Task instructions:
Type the records out again in full, exactly.

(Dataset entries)
— BEGIN —

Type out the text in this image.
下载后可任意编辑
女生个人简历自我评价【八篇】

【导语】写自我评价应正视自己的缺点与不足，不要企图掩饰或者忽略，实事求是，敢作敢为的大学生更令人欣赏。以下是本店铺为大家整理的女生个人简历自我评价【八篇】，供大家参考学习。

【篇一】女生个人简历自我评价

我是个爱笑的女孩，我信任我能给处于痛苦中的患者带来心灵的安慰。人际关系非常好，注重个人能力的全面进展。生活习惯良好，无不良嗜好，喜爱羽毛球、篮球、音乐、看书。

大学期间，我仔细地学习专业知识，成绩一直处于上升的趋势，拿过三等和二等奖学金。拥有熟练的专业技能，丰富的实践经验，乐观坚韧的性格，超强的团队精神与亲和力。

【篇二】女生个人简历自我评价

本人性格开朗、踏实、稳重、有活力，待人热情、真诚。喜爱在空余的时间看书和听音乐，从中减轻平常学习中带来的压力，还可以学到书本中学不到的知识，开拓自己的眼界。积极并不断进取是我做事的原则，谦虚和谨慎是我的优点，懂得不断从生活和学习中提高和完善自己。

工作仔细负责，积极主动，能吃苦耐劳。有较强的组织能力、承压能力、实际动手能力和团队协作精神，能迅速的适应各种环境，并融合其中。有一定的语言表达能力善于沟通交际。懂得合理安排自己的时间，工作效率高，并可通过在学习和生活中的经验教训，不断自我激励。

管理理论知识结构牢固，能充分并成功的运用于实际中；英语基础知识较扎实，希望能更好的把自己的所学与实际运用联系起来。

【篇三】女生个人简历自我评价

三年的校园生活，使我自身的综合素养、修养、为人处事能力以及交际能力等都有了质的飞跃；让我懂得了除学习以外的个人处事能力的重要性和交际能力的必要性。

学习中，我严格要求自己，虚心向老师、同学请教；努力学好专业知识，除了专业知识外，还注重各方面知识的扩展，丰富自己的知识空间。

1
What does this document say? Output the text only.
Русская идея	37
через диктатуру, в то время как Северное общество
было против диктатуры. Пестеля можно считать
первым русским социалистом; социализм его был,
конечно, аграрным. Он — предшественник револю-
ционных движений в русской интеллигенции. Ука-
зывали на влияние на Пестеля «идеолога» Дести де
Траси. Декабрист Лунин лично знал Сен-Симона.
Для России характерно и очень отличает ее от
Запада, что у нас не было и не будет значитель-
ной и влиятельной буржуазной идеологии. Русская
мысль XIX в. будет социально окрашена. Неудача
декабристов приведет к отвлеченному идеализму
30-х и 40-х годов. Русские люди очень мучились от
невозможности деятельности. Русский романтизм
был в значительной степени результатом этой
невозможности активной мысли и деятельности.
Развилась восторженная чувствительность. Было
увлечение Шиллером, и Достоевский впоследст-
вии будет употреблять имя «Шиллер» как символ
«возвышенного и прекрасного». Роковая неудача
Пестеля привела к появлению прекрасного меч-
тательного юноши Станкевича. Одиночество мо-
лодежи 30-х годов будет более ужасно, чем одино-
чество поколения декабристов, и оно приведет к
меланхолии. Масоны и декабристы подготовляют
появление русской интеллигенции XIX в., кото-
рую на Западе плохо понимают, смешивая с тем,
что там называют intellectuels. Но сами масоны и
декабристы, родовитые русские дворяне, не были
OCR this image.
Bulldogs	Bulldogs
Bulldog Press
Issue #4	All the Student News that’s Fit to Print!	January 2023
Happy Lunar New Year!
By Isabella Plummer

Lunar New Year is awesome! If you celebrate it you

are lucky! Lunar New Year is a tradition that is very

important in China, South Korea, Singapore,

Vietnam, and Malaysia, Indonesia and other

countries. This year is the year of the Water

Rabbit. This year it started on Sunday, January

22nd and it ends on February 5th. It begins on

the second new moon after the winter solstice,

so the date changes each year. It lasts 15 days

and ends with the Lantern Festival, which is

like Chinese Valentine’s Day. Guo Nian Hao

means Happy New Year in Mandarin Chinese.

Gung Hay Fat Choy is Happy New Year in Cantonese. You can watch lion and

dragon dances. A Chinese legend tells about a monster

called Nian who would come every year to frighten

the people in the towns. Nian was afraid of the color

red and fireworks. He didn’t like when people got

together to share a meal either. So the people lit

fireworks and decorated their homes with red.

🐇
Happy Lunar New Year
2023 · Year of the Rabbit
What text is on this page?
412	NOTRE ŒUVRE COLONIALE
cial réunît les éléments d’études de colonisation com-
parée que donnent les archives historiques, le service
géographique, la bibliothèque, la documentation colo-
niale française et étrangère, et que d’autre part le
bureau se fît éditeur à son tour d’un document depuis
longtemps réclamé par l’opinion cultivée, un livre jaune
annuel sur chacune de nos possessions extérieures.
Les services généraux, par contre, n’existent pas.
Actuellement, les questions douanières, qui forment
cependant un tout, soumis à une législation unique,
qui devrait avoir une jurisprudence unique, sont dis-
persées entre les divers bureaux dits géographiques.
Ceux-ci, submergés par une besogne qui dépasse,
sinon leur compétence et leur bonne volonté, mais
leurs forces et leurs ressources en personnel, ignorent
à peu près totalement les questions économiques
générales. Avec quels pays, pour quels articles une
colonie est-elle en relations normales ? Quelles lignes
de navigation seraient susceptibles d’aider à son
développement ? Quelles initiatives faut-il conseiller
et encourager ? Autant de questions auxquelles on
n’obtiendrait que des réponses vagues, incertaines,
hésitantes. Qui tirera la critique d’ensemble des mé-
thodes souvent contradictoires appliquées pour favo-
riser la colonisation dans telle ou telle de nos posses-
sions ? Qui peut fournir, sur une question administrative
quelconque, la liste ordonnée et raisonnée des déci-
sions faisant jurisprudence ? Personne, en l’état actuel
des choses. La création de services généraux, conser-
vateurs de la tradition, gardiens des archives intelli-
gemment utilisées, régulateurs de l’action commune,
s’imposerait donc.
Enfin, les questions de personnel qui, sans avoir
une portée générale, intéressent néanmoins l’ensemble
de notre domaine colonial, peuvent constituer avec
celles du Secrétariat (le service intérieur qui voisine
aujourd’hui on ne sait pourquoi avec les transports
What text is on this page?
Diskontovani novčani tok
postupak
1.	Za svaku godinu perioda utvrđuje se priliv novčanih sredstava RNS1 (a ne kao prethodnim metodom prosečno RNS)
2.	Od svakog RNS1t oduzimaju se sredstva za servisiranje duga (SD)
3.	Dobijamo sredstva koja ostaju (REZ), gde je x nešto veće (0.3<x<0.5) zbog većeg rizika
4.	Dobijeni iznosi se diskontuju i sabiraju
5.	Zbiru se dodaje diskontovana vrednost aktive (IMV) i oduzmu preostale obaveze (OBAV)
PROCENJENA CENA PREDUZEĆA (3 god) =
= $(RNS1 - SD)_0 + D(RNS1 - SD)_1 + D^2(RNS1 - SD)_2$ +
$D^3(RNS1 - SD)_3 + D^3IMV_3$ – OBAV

— END —

The response:
Type out the text in this image.
下载后可任意编辑
女生个人简历自我评价【八篇】

【导语】写自我评价应正视自己的缺点与不足，不要企图掩饰或者忽略，实事求是，敢作敢为的大学生更令人欣赏。以下是本店铺为大家整理的女生个人简历自我评价【八篇】，供大家参考学习。

【篇一】女生个人简历自我评价

我是个爱笑的女孩，我信任我能给处于痛苦中的患者带来心灵的安慰。人际关系非常好，注重个人能力的全面进展。生活习惯良好，无不良嗜好，喜爱羽毛球、篮球、音乐、看书。

大学期间，我仔细地学习专业知识，成绩一直处于上升的趋势，拿过三等和二等奖学金。拥有熟练的专业技能，丰富的实践经验，乐观坚韧的性格，超强的团队精神与亲和力。

【篇二】女生个人简历自我评价

本人性格开朗、踏实、稳重、有活力，待人热情、真诚。喜爱在空余的时间看书和听音乐，从中减轻平常学习中带来的压力，还可以学到书本中学不到的知识，开拓自己的眼界。积极并不断进取是我做事的原则，谦虚和谨慎是我的优点，懂得不断从生活和学习中提高和完善自己。

工作仔细负责，积极主动，能吃苦耐劳。有较强的组织能力、承压能力、实际动手能力和团队协作精神，能迅速的适应各种环境，并融合其中。有一定的语言表达能力善于沟通交际。懂得合理安排自己的时间，工作效率高，并可通过在学习和生活中的经验教训，不断自我激励。

管理理论知识结构牢固，能充分并成功的运用于实际中；英语基础知识较扎实，希望能更好的把自己的所学与实际运用联系起来。

【篇三】女生个人简历自我评价

三年的校园生活，使我自身的综合素养、修养、为人处事能力以及交际能力等都有了质的飞跃；让我懂得了除学习以外的个人处事能力的重要性和交际能力的必要性。

学习中，我严格要求自己，虚心向老师、同学请教；努力学好专业知识，除了专业知识外，还注重各方面知识的扩展，丰富自己的知识空间。

1
What does this document say? Output the text only.
Русская идея	37
через диктатуру, в то время как Северное общество
было против диктатуры. Пестеля можно считать
первым русским социалистом; социализм его был,
конечно, аграрным. Он — предшественник револю-
ционных движений в русской интеллигенции. Ука-
зывали на влияние на Пестеля «идеолога» Дести де
Траси. Декабрист Лунин лично знал Сен-Симона.
Для России характерно и очень отличает ее от
Запада, что у нас не было и не будет значитель-
ной и влиятельной буржуазной идеологии. Русская
мысль XIX в. будет социально окрашена. Неудача
декабристов приведет к отвлеченному идеализму
30-х и 40-х годов. Русские люди очень мучились от
невозможности деятельности. Русский романтизм
был в значительной степени результатом этой
невозможности активной мысли и деятельности.
Развилась восторженная чувствительность. Было
увлечение Шиллером, и Достоевский впоследст-
вии будет употреблять имя «Шиллер» как символ
«возвышенного и прекрасного». Роковая неудача
Пестеля привела к появлению прекрасного меч-
тательного юноши Станкевича. Одиночество мо-
лодежи 30-х годов будет более ужасно, чем одино-
чество поколения декабристов, и оно приведет к
меланхолии. Масоны и декабристы подготовляют
появление русской интеллигенции XIX в., кото-
рую на Западе плохо понимают, смешивая с тем,
что там называют intellectuels. Но сами масоны и
декабристы, родовитые русские дворяне, не были
OCR this image.
Bulldogs	Bulldogs
Bulldog Press
Issue #4	All the Student News that’s Fit to Print!	January 2023
Happy Lunar New Year!
By Isabella Plummer

Lunar New Year is awesome! If you celebrate it you

are lucky! Lunar New Year is a tradition that is very

important in China, South Korea, Singapore,

Vietnam, and Malaysia, Indonesia and other

countries. This year is the year of the Water

Rabbit. This year it started on Sunday, January

22nd and it ends on February 5th. It begins on

the second new moon after the winter solstice,

so the date changes each year. It lasts 15 days

and ends with the Lantern Festival, which is

like Chinese Valentine’s Day. Guo Nian Hao

means Happy New Year in Mandarin Chinese.

Gung Hay Fat Choy is Happy New Year in Cantonese. You can watch lion and

dragon dances. A Chinese legend tells about a monster

called Nian who would come every year to frighten

the people in the towns. Nian was afraid of the color

red and fireworks. He didn’t like when people got

together to share a meal either. So the people lit

fireworks and decorated their homes with red.

🐇
Happy Lunar New Year
2023 · Year of the Rabbit
What text is on this page?
412	NOTRE ŒUVRE COLONIALE
cial réunît les éléments d’études de colonisation com-
parée que donnent les archives historiques, le service
géographique, la bibliothèque, la documentation colo-
niale française et étrangère, et que d’autre part le
bureau se fît éditeur à son tour d’un document depuis
longtemps réclamé par l’opinion cultivée, un livre jaune
annuel sur chacune de nos possessions extérieures.
Les services généraux, par contre, n’existent pas.
Actuellement, les questions douanières, qui forment
cependant un tout, soumis à une législation unique,
qui devrait avoir une jurisprudence unique, sont dis-
persées entre les divers bureaux dits géographiques.
Ceux-ci, submergés par une besogne qui dépasse,
sinon leur compétence et leur bonne volonté, mais
leurs forces et leurs ressources en personnel, ignorent
à peu près totalement les questions économiques
générales. Avec quels pays, pour quels articles une
colonie est-elle en relations normales ? Quelles lignes
de navigation seraient susceptibles d’aider à son
développement ? Quelles initiatives faut-il conseiller
et encourager ? Autant de questions auxquelles on
n’obtiendrait que des réponses vagues, incertaines,
hésitantes. Qui tirera la critique d’ensemble des mé-
thodes souvent contradictoires appliquées pour favo-
riser la colonisation dans telle ou telle de nos posses-
sions ? Qui peut fournir, sur une question administrative
quelconque, la liste ordonnée et raisonnée des déci-
sions faisant jurisprudence ? Personne, en l’état actuel
des choses. La création de services généraux, conser-
vateurs de la tradition, gardiens des archives intelli-
gemment utilisées, régulateurs de l’action commune,
s’imposerait donc.
Enfin, les questions de personnel qui, sans avoir
une portée générale, intéressent néanmoins l’ensemble
de notre domaine colonial, peuvent constituer avec
celles du Secrétariat (le service intérieur qui voisine
aujourd’hui on ne sait pourquoi avec les transports
What text is on this page?
Diskontovani novčani tok
postupak
1.	Za svaku godinu perioda utvrđuje se priliv novčanih sredstava RNS1 (a ne kao prethodnim metodom prosečno RNS)
2.	Od svakog RNS1t oduzimaju se sredstva za servisiranje duga (SD)
3.	Dobijamo sredstva koja ostaju (REZ), gde je x nešto veće (0.3<x<0.5) zbog većeg rizika
4.	Dobijeni iznosi se diskontuju i sabiraju
5.	Zbiru se dodaje diskontovana vrednost aktive (IMV) i oduzmu preostale obaveze (OBAV)
PROCENJENA CENA PREDUZEĆA (3 god) =
= $(RNS1 - SD)_0 + D(RNS1 - SD)_1 + D^2(RNS1 - SD)_2$ +
$D^3(RNS1 - SD)_3 + D^3IMV_3$ – OBAV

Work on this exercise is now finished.